■ **Given instruction**
Reproduce verbatim the lines of the data from the line containing "svg-text:AGND: AGND <box>473" through the line containing "svg-text:AGND: AGND <box>151", with both of those lines included.

■ **Rows**

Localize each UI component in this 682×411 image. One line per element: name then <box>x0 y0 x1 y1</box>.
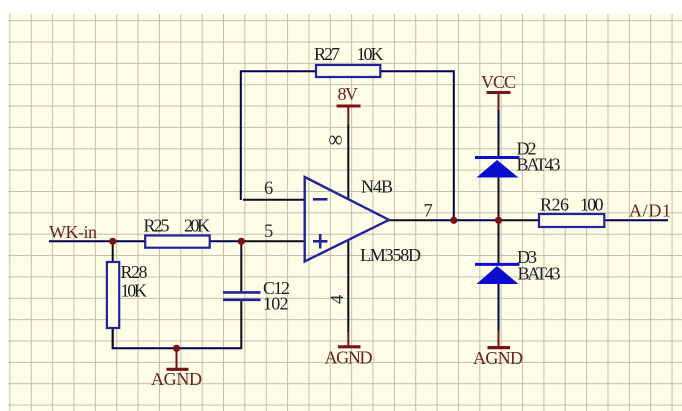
svg-text:AGND: AGND <box>473 348 523 368</box>
svg-text:BAT43: BAT43 <box>518 264 561 284</box>
svg-text:4: 4 <box>328 295 348 304</box>
svg-text:N4B: N4B <box>361 177 393 197</box>
svg-text:102: 102 <box>263 294 289 314</box>
svg-text:10K: 10K <box>357 44 384 64</box>
svg-text:5: 5 <box>264 222 273 242</box>
svg-text:AGND: AGND <box>151 369 202 389</box>
svg-text:AGND: AGND <box>325 348 373 368</box>
svg-text:20K: 20K <box>184 216 210 236</box>
svg-text:100: 100 <box>580 195 604 215</box>
svg-text:R25: R25 <box>144 216 170 236</box>
svg-text:WK-in: WK-in <box>49 222 97 242</box>
svg-text:R27: R27 <box>314 44 340 64</box>
svg-text:6: 6 <box>264 179 273 199</box>
svg-text:VCC: VCC <box>481 72 516 92</box>
svg-text:R26: R26 <box>540 195 569 215</box>
svg-text:A/D1: A/D1 <box>629 201 671 221</box>
svg-text:∞: ∞ <box>329 127 343 153</box>
svg-text:R28: R28 <box>121 262 148 282</box>
svg-text:10K: 10K <box>121 281 148 301</box>
svg-text:7: 7 <box>424 202 433 222</box>
svg-text:8V: 8V <box>338 84 359 104</box>
svg-text:BAT43: BAT43 <box>517 155 561 175</box>
svg-text:LM358D: LM358D <box>360 245 421 265</box>
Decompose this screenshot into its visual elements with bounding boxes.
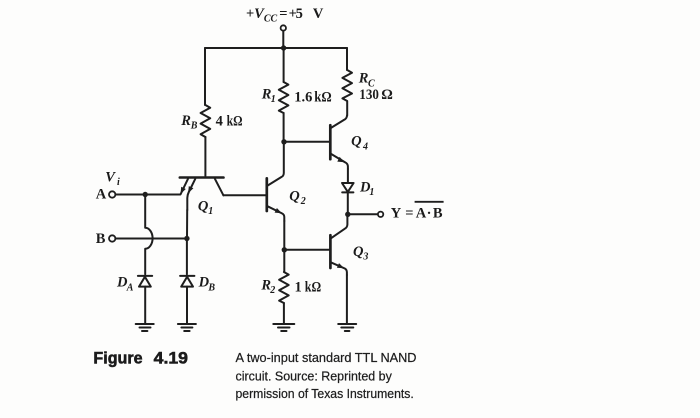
diode D1 <box>342 183 354 192</box>
ground (Q3) <box>338 324 356 331</box>
svg-text:4: 4 <box>362 141 368 152</box>
input A terminal <box>109 191 115 197</box>
svg-text:1: 1 <box>369 187 374 198</box>
output terminal Y <box>378 212 383 217</box>
svg-text:permission of Texas Instrument: permission of Texas Instruments. <box>236 386 414 401</box>
svg-text:3: 3 <box>362 252 368 263</box>
svg-text:A two-input standard TTL NAND: A two-input standard TTL NAND <box>236 350 417 365</box>
ground (DB) <box>178 324 196 331</box>
svg-text:B: B <box>96 231 106 247</box>
wire DA to ground <box>144 287 146 324</box>
svg-text:Q: Q <box>351 134 362 150</box>
svg-text:2: 2 <box>300 196 306 207</box>
wire DB to ground <box>186 287 188 324</box>
resistor R1 <box>279 82 289 113</box>
svg-text:kΩ: kΩ <box>305 279 321 295</box>
node output Y <box>345 212 350 217</box>
caption <box>93 350 416 402</box>
svg-text:2: 2 <box>269 285 275 296</box>
wire A junction down with hop over B <box>145 195 152 275</box>
diode DB <box>180 275 194 277</box>
arrow Q1 emitter2 <box>188 186 193 193</box>
svg-text:Q: Q <box>198 199 209 215</box>
svg-text:A: A <box>96 187 107 203</box>
arrow Q2 emitter <box>275 208 282 213</box>
input B terminal <box>109 235 115 241</box>
wire bus to RC <box>346 48 348 70</box>
resistor R2 <box>279 272 289 303</box>
wire node to Q3 base <box>284 249 330 251</box>
wire Q3 emitter to ground <box>346 275 348 324</box>
transistor Q2 <box>265 178 268 211</box>
svg-text:A: A <box>126 282 134 293</box>
emitter arrowheads <box>181 157 345 268</box>
svg-text:4: 4 <box>216 113 223 129</box>
svg-text:Ω: Ω <box>381 87 393 103</box>
wire Vcc stub <box>282 31 284 48</box>
svg-text:= +5: = +5 <box>279 6 303 22</box>
transistor Q1 (multi-emitter) <box>180 176 224 179</box>
wire D1 to output node <box>347 192 349 214</box>
svg-text:B: B <box>207 282 215 293</box>
wire R1 to node <box>283 113 285 142</box>
svg-text:Q: Q <box>353 244 364 260</box>
wire top bus <box>205 47 347 49</box>
svg-text:Q: Q <box>289 188 300 204</box>
node Q2-emitter/Q3-base/R2 <box>282 247 287 252</box>
transistor Q3 <box>329 235 332 268</box>
wire Q2 emitter down <box>283 221 285 250</box>
wire node to R2 <box>283 250 285 272</box>
svg-text:A · B: A · B <box>416 206 443 222</box>
Vcc terminal <box>281 25 286 30</box>
svg-text:circuit. Source: Reprinted by: circuit. Source: Reprinted by <box>236 368 393 383</box>
svg-text:V: V <box>313 6 324 22</box>
svg-text:1.6: 1.6 <box>294 89 312 105</box>
arrow Q1 emitter1 <box>181 187 186 194</box>
wire B junction up to Q1 emitter2 <box>186 210 188 239</box>
wire R2 to ground <box>283 303 285 324</box>
wire B junction down to DB <box>186 239 188 275</box>
overline on A·B <box>415 201 444 203</box>
wire Q4 emitter to D1 <box>347 169 349 183</box>
wire input B <box>115 238 186 240</box>
node R1/Q4-base/Q2-collector <box>281 139 286 144</box>
svg-text:Figure: Figure <box>93 350 142 368</box>
wire bus to RB <box>204 48 206 105</box>
svg-text:i: i <box>117 177 120 188</box>
resistor RC <box>342 70 352 116</box>
ground (R2) <box>273 324 294 331</box>
svg-text:V: V <box>105 170 116 186</box>
node B junction <box>184 236 189 241</box>
node Vcc junction <box>281 45 286 50</box>
wire RB to Q1 base <box>204 137 206 176</box>
svg-text:130: 130 <box>359 87 379 103</box>
node A junction <box>143 192 148 197</box>
arrow Q3 emitter <box>337 263 344 268</box>
resistor RB <box>201 105 211 137</box>
svg-text:+VCC: +VCC <box>246 6 278 25</box>
svg-text:1: 1 <box>271 94 276 105</box>
svg-text:1: 1 <box>295 279 302 295</box>
svg-text:kΩ: kΩ <box>227 113 243 129</box>
wire output <box>348 213 378 215</box>
svg-text:=: = <box>405 206 413 222</box>
svg-text:kΩ: kΩ <box>314 89 332 105</box>
wire Q1 collector to Q2 base <box>223 194 266 196</box>
svg-text:1: 1 <box>208 206 213 217</box>
ground (DA) <box>136 324 154 331</box>
svg-text:B: B <box>190 120 198 131</box>
svg-text:R: R <box>180 113 191 129</box>
wire node to Q4 base <box>284 141 330 143</box>
svg-text:4.19: 4.19 <box>154 350 188 368</box>
arrow Q4 emitter <box>337 157 344 162</box>
wire input A <box>115 194 180 196</box>
wire bus to R1 <box>283 48 285 82</box>
diode DA <box>138 275 152 277</box>
transistor Q4 <box>329 125 332 159</box>
svg-text:Y: Y <box>391 206 402 222</box>
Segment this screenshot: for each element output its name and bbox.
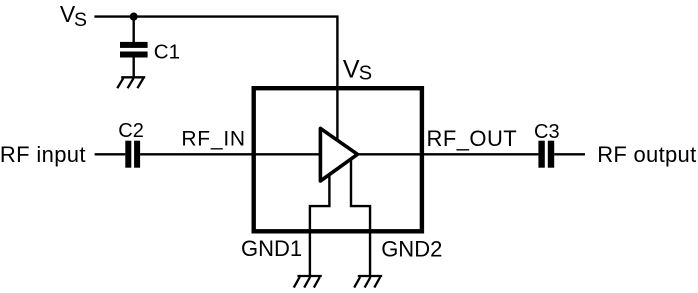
svg-text:V: V [343,55,360,83]
svg-text:C2: C2 [118,120,144,142]
svg-text:GND2: GND2 [381,236,442,261]
svg-text:S: S [74,9,87,31]
svg-text:RF output: RF output [597,142,696,167]
svg-text:C1: C1 [154,41,180,64]
svg-text:GND1: GND1 [241,236,302,261]
svg-text:RF_OUT: RF_OUT [427,126,518,151]
svg-text:S: S [359,63,372,85]
svg-text:C3: C3 [534,121,560,143]
svg-text:RF input: RF input [0,142,86,167]
svg-text:RF_IN: RF_IN [181,128,245,151]
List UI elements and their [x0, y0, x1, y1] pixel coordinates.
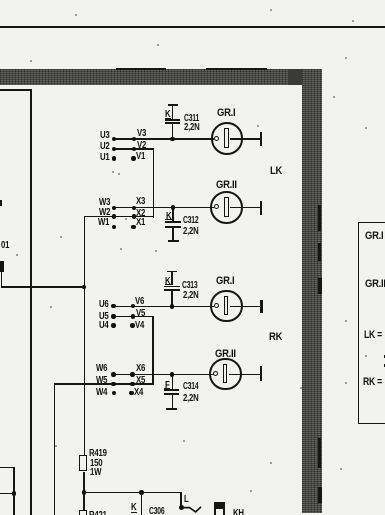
label U6	[99, 300, 109, 310]
legend label RK =	[363, 377, 382, 388]
partial text at left edge	[0, 200, 2, 206]
node contact L pivot	[179, 505, 184, 510]
node U3	[112, 137, 116, 141]
label C312	[183, 216, 198, 226]
wire left terminal lower	[0, 493, 14, 495]
wire row2 W3-X3 to lamp GR.II	[114, 207, 215, 209]
capacitor C312 top stem	[172, 209, 174, 222]
label KH	[233, 509, 244, 515]
border top bar dark dash 1	[116, 68, 166, 70]
junction dot C306 tap	[139, 490, 144, 495]
label V2	[137, 141, 146, 151]
capacitor C314 top stem	[172, 375, 174, 389]
capacitor C314 bottom stem	[172, 395, 174, 408]
contact L blade	[181, 505, 205, 515]
label GR.II no.4	[215, 349, 236, 360]
node V5	[131, 314, 135, 318]
wire C306 stem down	[141, 493, 143, 515]
label X3	[136, 197, 145, 207]
label F of C314	[165, 381, 170, 391]
border right bar dark blob 3	[318, 278, 322, 294]
border right bar dark blob 2	[318, 243, 321, 261]
node X5	[130, 382, 134, 386]
wire row3 U6-V6 to lamp GR.I	[113, 306, 214, 308]
lamp GR.II no.2 circle	[210, 191, 243, 224]
wire branch to W2 line	[1, 286, 84, 288]
underline K of C311	[165, 118, 171, 119]
border right bar dark blob 4	[318, 438, 321, 468]
lamp GR.II no.4 electrode bar	[223, 364, 228, 383]
label W3	[99, 198, 110, 208]
node X3	[132, 206, 136, 210]
legend partial mark 1	[384, 355, 385, 358]
label C306	[149, 507, 164, 515]
node U6	[111, 304, 115, 308]
legend label LK =	[364, 330, 382, 341]
node V4	[130, 323, 134, 327]
lamp GR.I no.3 circle	[210, 290, 243, 323]
lamp GR.II no.4 electrode dot	[213, 371, 218, 376]
label C311	[184, 114, 199, 124]
label U1	[100, 153, 110, 163]
label V6	[135, 297, 144, 307]
label K of C313	[165, 277, 170, 287]
label X2	[136, 209, 145, 219]
border top bar dark dash 2	[206, 68, 267, 70]
label 1W	[90, 468, 101, 478]
capacitor C313 plate 1	[164, 286, 179, 288]
capacitor C312 plate 1	[165, 221, 181, 223]
capacitor C312 bottom stem	[172, 228, 174, 241]
label 2,2N of C314	[183, 394, 199, 404]
connector KH right leg	[223, 509, 225, 515]
node V1	[131, 156, 135, 160]
label W6	[96, 364, 107, 374]
label GR.I no.3	[216, 276, 234, 287]
underline K of C306	[131, 512, 137, 513]
node W2	[112, 214, 116, 218]
node X6	[130, 372, 134, 376]
junction dot on W2 line	[82, 285, 87, 290]
wire row X5 from corner to V5 line	[54, 383, 154, 385]
lamp GR.I no.1 circle	[211, 122, 244, 155]
label X5	[136, 376, 145, 386]
capacitor C311 terminal K bar	[168, 104, 178, 106]
label V1	[136, 152, 145, 162]
label W1	[98, 218, 109, 228]
label W5	[96, 376, 107, 386]
label K of C311	[165, 110, 170, 120]
label U5	[99, 312, 109, 322]
capacitor C311 top stem	[172, 106, 174, 119]
junction dot C311 on row1	[170, 137, 175, 142]
wire W2 vertical down to R419	[84, 216, 86, 455]
junction dot below R419	[82, 490, 87, 495]
partial component at left edge	[0, 261, 4, 273]
node V2	[132, 147, 136, 151]
label L	[184, 495, 189, 505]
label V4	[135, 321, 144, 331]
label X1	[136, 218, 145, 228]
node U1	[112, 156, 116, 160]
label 01	[1, 241, 9, 251]
capacitor C312 terminal bar	[168, 240, 179, 242]
lamp GR.II no.4 circle	[209, 358, 242, 391]
node U4	[111, 323, 115, 327]
wire left terminal upper	[0, 467, 14, 469]
lamp GR.I no.3 electrode dot	[214, 303, 219, 308]
capacitor C311 bottom stem	[172, 124, 174, 139]
node U2	[112, 147, 116, 151]
underline K of C312	[165, 219, 171, 220]
border right bar dark blob 1	[318, 205, 321, 231]
wire row U2-V2	[114, 148, 155, 150]
lamp GR.II no.2 electrode bar	[224, 197, 229, 216]
border top thick bar	[0, 69, 322, 84]
wire row W2-X2	[84, 216, 155, 218]
junction dot left terminal	[12, 491, 17, 496]
connector KH body	[214, 502, 225, 508]
label 150	[90, 459, 102, 469]
module box right edge	[30, 89, 32, 515]
label 2,2N of C312	[183, 227, 199, 237]
wire V5 vertical down to X5	[152, 316, 154, 385]
label U4	[99, 321, 109, 331]
border right thick bar	[302, 69, 322, 513]
node X4	[129, 391, 133, 395]
wire V2 vertical down to X2	[153, 148, 155, 218]
wire down to R421	[83, 493, 85, 511]
capacitor C312 plate 2	[165, 226, 181, 228]
wire X5 corner vertical down	[54, 383, 56, 515]
wire R419 to bottom node	[83, 472, 85, 493]
label C313	[182, 281, 197, 291]
border top bar dark corner	[288, 69, 322, 85]
junction dot C314 on row4	[170, 372, 175, 377]
underline F of C314	[164, 388, 170, 389]
border top thin line	[0, 26, 385, 28]
label 2,2N of C313	[183, 291, 199, 301]
capacitor C314 plate 2	[164, 393, 180, 395]
label W4	[96, 388, 107, 398]
capacitor C314 terminal bar	[166, 408, 177, 410]
label RK	[269, 332, 282, 343]
label U3	[100, 131, 110, 141]
wire corner down to contact L	[180, 492, 182, 508]
label X6	[136, 364, 145, 374]
label K of C312	[166, 212, 171, 222]
label V3	[137, 129, 146, 139]
node X2	[132, 214, 136, 218]
label U2	[100, 142, 110, 152]
capacitor C311 plate 2	[165, 122, 180, 124]
capacitor C314 plate 1	[164, 389, 180, 391]
node U5	[111, 314, 115, 318]
node W3	[112, 206, 116, 210]
wire bottom bus	[83, 492, 181, 494]
wire row U5-V5	[113, 316, 153, 318]
label W2	[99, 208, 110, 218]
wire lamp3 to terminal	[230, 306, 260, 308]
label R421 partial	[89, 511, 107, 515]
resistor R419 body	[79, 455, 86, 471]
label R419	[89, 449, 107, 459]
node X1	[131, 225, 135, 229]
wire lamp1 to terminal	[230, 138, 260, 140]
capacitor C311 plate 1	[165, 119, 180, 121]
lamp GR.I no.3 electrode bar	[224, 296, 229, 315]
wire lamp2 to terminal	[230, 207, 259, 209]
resistor R421 body partial	[79, 510, 86, 515]
label 2,2N of C311	[184, 123, 200, 133]
legend partial mark 2	[384, 364, 385, 367]
label LK	[270, 166, 282, 177]
capacitor C313 bottom stem	[171, 291, 173, 305]
capacitor C313 terminal K bar	[167, 271, 177, 273]
border right bar dark blob 5	[318, 487, 322, 503]
label GR.I no.1	[217, 108, 235, 119]
node V3	[132, 137, 136, 141]
label V5	[136, 309, 145, 319]
node W5	[111, 382, 115, 386]
terminal bar row1	[260, 132, 262, 146]
terminal bar row2	[260, 201, 262, 215]
label K of C306	[131, 503, 136, 513]
lamp GR.I no.1 electrode bar	[224, 128, 229, 147]
scan specks	[75, 14, 77, 16]
node W4	[112, 391, 116, 395]
node W1	[112, 225, 116, 229]
wire row1 U3-V3 to lamp GR.I	[114, 138, 215, 140]
lamp GR.II no.2 electrode dot	[214, 204, 219, 209]
legend label GR.I	[365, 231, 383, 242]
label GR.II no.2	[216, 180, 237, 191]
legend box	[358, 222, 385, 424]
wire left terminal vertical	[13, 467, 15, 515]
module box top edge	[0, 89, 31, 91]
underline K of C313	[165, 284, 171, 285]
label C314	[183, 382, 198, 392]
lamp GR.I no.1 electrode dot	[214, 136, 219, 141]
terminal bar row4	[260, 366, 262, 381]
node V6	[131, 304, 135, 308]
capacitor C313 top stem	[171, 272, 173, 285]
legend label GR.II	[365, 279, 385, 290]
capacitor C313 plate 2	[164, 289, 179, 291]
terminal bar row3	[260, 300, 262, 314]
wire lamp4 to terminal	[229, 374, 259, 376]
connector KH left leg	[214, 509, 216, 515]
junction dot C312 on row2	[171, 205, 176, 210]
label X4	[134, 388, 143, 398]
wire row4 W6-X6 to lamp GR.II	[113, 374, 214, 376]
junction dot C313 on row3	[170, 304, 175, 309]
wire left edge stub down	[1, 272, 3, 288]
node W6	[111, 372, 115, 376]
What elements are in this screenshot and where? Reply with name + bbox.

■ **Task response**
svg-text:AGND: AGND <box>473 348 523 368</box>
svg-text:BAT43: BAT43 <box>518 264 561 284</box>
svg-text:4: 4 <box>328 295 348 304</box>
svg-text:N4B: N4B <box>361 177 393 197</box>
svg-text:102: 102 <box>263 294 289 314</box>
svg-text:10K: 10K <box>357 44 384 64</box>
svg-text:5: 5 <box>264 222 273 242</box>
svg-text:AGND: AGND <box>151 369 202 389</box>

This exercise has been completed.